** START RECORDS SUPPLIED **
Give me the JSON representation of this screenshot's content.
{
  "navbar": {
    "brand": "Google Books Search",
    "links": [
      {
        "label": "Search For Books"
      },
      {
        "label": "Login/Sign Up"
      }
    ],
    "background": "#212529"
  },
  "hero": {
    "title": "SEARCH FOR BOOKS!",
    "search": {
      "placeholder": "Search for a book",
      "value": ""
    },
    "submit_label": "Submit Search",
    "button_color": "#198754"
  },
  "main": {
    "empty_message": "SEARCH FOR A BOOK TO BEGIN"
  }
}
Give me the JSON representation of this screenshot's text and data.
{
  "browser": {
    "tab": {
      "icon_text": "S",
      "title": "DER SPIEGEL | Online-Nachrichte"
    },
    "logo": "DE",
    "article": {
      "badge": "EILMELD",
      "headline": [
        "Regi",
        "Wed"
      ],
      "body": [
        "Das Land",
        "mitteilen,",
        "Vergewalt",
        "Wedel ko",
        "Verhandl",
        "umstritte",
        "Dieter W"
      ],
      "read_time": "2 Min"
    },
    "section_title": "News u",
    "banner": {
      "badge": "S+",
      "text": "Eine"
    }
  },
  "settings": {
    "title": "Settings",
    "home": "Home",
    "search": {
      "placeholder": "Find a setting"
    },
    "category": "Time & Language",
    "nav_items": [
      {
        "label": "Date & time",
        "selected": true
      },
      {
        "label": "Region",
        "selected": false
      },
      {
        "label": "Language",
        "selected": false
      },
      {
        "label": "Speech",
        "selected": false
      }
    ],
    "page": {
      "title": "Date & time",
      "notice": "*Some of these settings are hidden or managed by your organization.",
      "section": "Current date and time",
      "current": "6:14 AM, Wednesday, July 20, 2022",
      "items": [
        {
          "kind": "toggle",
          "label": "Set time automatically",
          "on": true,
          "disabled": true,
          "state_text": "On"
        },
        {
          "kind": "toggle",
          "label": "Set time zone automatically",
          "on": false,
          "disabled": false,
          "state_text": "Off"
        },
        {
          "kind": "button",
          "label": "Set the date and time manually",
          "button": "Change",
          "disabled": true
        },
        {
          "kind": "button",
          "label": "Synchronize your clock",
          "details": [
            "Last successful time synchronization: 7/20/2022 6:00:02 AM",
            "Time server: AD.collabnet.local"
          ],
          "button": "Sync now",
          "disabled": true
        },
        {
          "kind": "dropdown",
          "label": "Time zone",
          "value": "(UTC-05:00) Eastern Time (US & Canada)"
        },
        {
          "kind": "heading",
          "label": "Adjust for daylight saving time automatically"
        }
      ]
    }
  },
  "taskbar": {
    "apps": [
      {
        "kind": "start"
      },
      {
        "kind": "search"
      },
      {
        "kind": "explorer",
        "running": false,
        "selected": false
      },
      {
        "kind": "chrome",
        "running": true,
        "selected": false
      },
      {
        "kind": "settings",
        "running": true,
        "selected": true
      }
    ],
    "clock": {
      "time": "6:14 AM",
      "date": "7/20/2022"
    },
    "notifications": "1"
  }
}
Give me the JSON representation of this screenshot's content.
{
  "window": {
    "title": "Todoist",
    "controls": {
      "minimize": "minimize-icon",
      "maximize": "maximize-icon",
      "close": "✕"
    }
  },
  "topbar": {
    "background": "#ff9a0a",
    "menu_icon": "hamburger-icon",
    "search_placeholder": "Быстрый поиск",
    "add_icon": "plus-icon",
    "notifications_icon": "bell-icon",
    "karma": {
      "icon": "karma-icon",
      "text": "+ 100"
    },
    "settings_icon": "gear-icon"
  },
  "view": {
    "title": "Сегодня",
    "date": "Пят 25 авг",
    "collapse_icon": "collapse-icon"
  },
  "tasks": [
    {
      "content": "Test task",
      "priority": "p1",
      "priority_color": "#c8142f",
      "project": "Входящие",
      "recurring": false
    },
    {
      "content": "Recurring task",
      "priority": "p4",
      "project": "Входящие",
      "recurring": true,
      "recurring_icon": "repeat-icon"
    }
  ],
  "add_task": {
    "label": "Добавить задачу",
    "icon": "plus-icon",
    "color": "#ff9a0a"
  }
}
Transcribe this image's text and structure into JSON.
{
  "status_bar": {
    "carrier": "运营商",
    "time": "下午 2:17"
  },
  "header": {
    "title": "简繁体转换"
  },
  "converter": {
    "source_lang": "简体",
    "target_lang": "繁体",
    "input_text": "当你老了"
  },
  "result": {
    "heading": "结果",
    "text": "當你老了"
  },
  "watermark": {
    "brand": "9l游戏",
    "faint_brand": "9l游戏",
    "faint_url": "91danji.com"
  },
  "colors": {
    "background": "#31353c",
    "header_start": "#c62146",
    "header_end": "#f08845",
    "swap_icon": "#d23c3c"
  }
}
** END RECORDS SUPPLIED **
Find the line that contains "Transcribe this image's" in the listing above. Retype it and every line after it up to the last, exactly, and nothing else.

COMPLETE OUTPUT:
Transcribe this image's text and structure into JSON.
{
  "status_bar": {
    "carrier": "运营商",
    "time": "下午 2:17"
  },
  "header": {
    "title": "简繁体转换"
  },
  "converter": {
    "source_lang": "简体",
    "target_lang": "繁体",
    "input_text": "当你老了"
  },
  "result": {
    "heading": "结果",
    "text": "當你老了"
  },
  "watermark": {
    "brand": "9l游戏",
    "faint_brand": "9l游戏",
    "faint_url": "91danji.com"
  },
  "colors": {
    "background": "#31353c",
    "header_start": "#c62146",
    "header_end": "#f08845",
    "swap_icon": "#d23c3c"
  }
}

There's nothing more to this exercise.